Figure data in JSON
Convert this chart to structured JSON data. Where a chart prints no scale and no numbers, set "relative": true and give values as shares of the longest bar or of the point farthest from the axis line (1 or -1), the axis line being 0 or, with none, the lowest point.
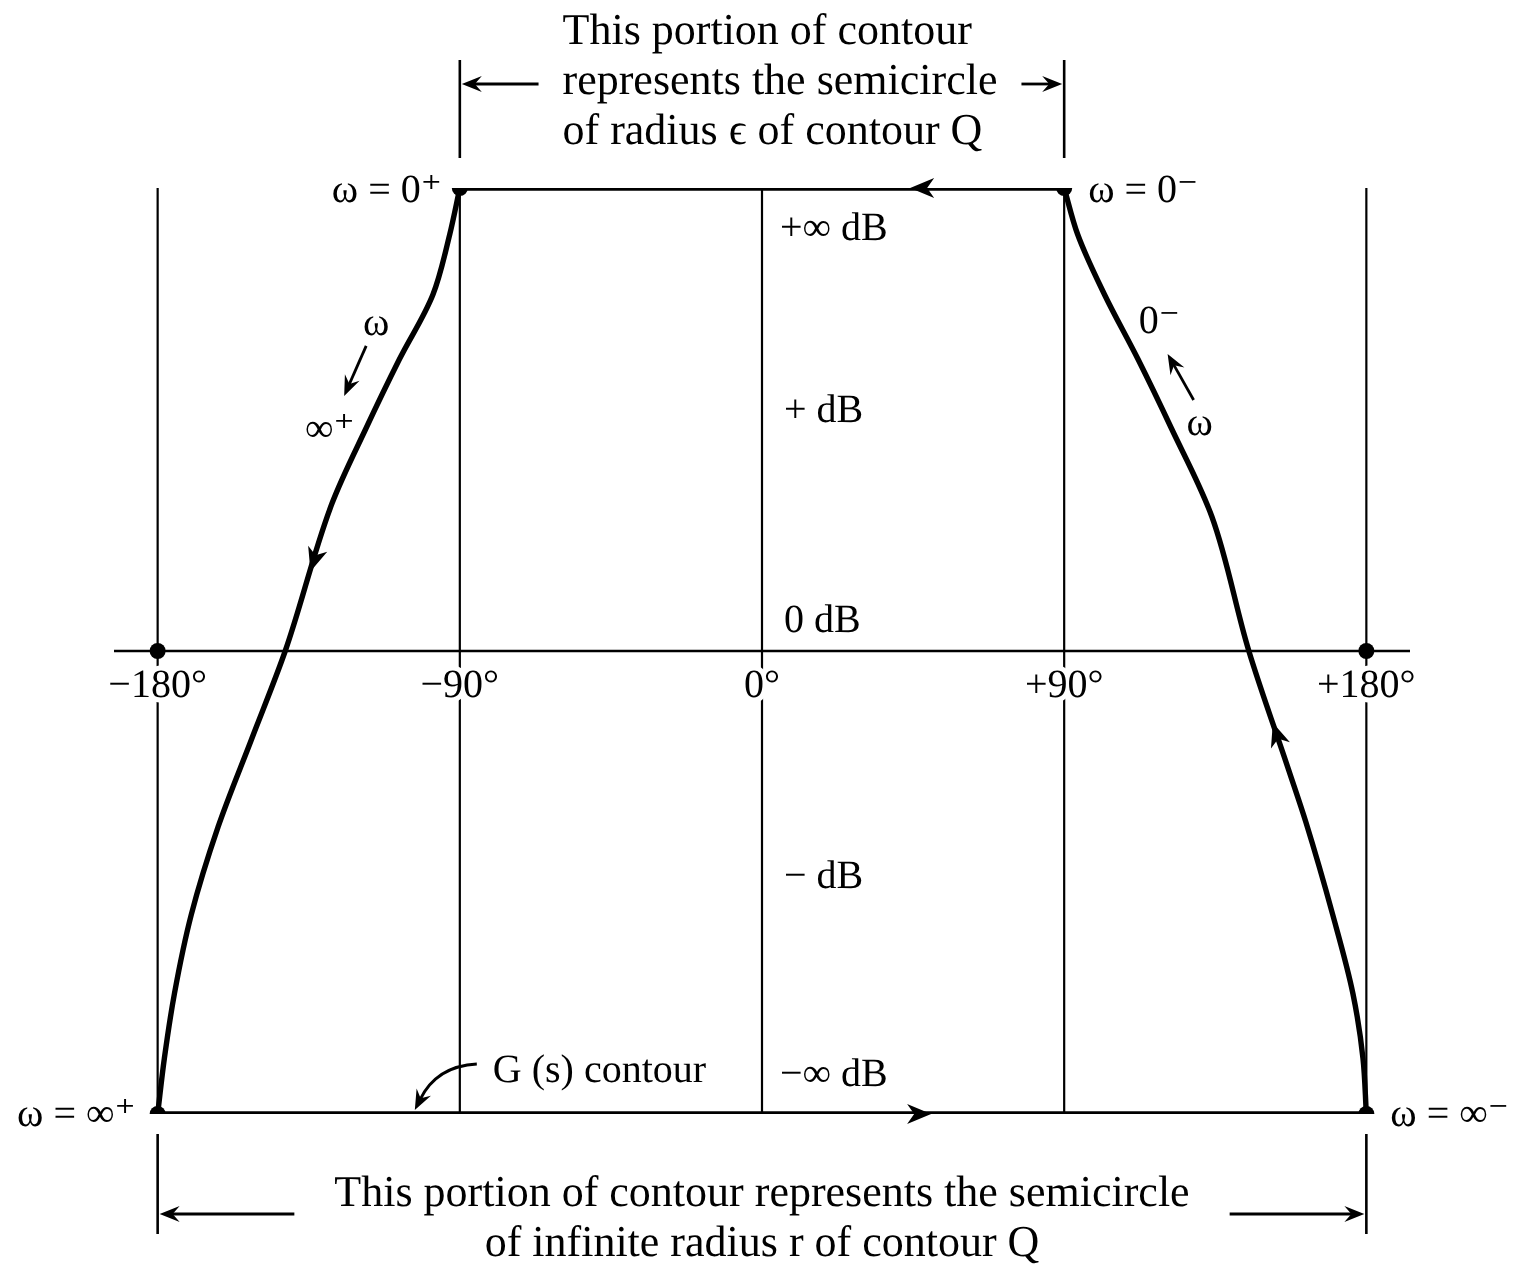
{
  "chart_data": {
    "type": "line",
    "relative": true,
    "xlim": [
      -193,
      193
    ],
    "xticks": [
      {
        "value": -180,
        "label": "−180°"
      },
      {
        "value": -90,
        "label": "−90°"
      },
      {
        "value": 0,
        "label": "0°"
      },
      {
        "value": 90,
        "label": "+90°"
      },
      {
        "value": 180,
        "label": "+180°"
      }
    ],
    "grid": "x",
    "series": [
      {
        "color": "#000000",
        "x": [
          -90,
          -93,
          -98,
          -108,
          -118,
          -128,
          -142,
          -152,
          -162,
          -170,
          -175,
          -178,
          -180
        ],
        "values": [
          1,
          0.9,
          0.77,
          0.63,
          0.48,
          0.32,
          0,
          -0.19,
          -0.38,
          -0.57,
          -0.74,
          -0.88,
          -1
        ]
      },
      {
        "color": "#000000",
        "x": [
          -180,
          180
        ],
        "values": [
          -1,
          -1
        ]
      },
      {
        "color": "#000000",
        "x": [
          180,
          179,
          176,
          170,
          162,
          157,
          145,
          134,
          122,
          112,
          102,
          94,
          90
        ],
        "values": [
          -1,
          -0.88,
          -0.74,
          -0.57,
          -0.37,
          -0.26,
          0,
          0.29,
          0.48,
          0.63,
          0.77,
          0.9,
          1
        ]
      },
      {
        "color": "#000000",
        "x": [
          90,
          -90
        ],
        "values": [
          1,
          1
        ]
      },
      {
        "type": "scatter",
        "color": "#000000",
        "marker": "circle",
        "x": [
          -90,
          90,
          -180,
          180,
          -180,
          180
        ],
        "values": [
          1,
          1,
          -1,
          -1,
          0,
          0
        ]
      }
    ],
    "annotations": [
      {
        "text": "This portion of contour represents the semicircle of radius ϵ of contour Q",
        "x": 0,
        "y": 1
      },
      {
        "text": "This portion of contour represents the semicircle of infinite radius r of contour Q",
        "x": 0,
        "y": -1
      },
      {
        "text": "ω = 0⁺",
        "x": -90,
        "y": 1
      },
      {
        "text": "ω = 0⁻",
        "x": 90,
        "y": 1
      },
      {
        "text": "ω = ∞⁺",
        "x": -180,
        "y": -1
      },
      {
        "text": "ω = ∞⁻",
        "x": 180,
        "y": -1
      },
      {
        "text": "ω",
        "x": -103,
        "y": 0.7
      },
      {
        "text": "∞⁺",
        "x": -118,
        "y": 0.48
      },
      {
        "text": "0⁻",
        "x": 107,
        "y": 0.7
      },
      {
        "text": "ω",
        "x": 122,
        "y": 0.48
      },
      {
        "text": "G (s) contour",
        "x": -104,
        "y": -1
      },
      {
        "text": "+∞ dB",
        "x": 0,
        "y": 1
      },
      "+ dB",
      "0 dB",
      "− dB",
      {
        "text": "−∞ dB",
        "x": 0,
        "y": -1
      }
    ]
  }
}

◆ **INSTRUCTIONS FOR THE TASK**:
Identify each line in the records above that contains the word "represents", and copy it out in full.

◆ **REPLY**:
        "text": "This portion of contour represents the semicircle of radius ϵ of contour Q",
        "text": "This portion of contour represents the semicircle of infinite radius r of contour Q",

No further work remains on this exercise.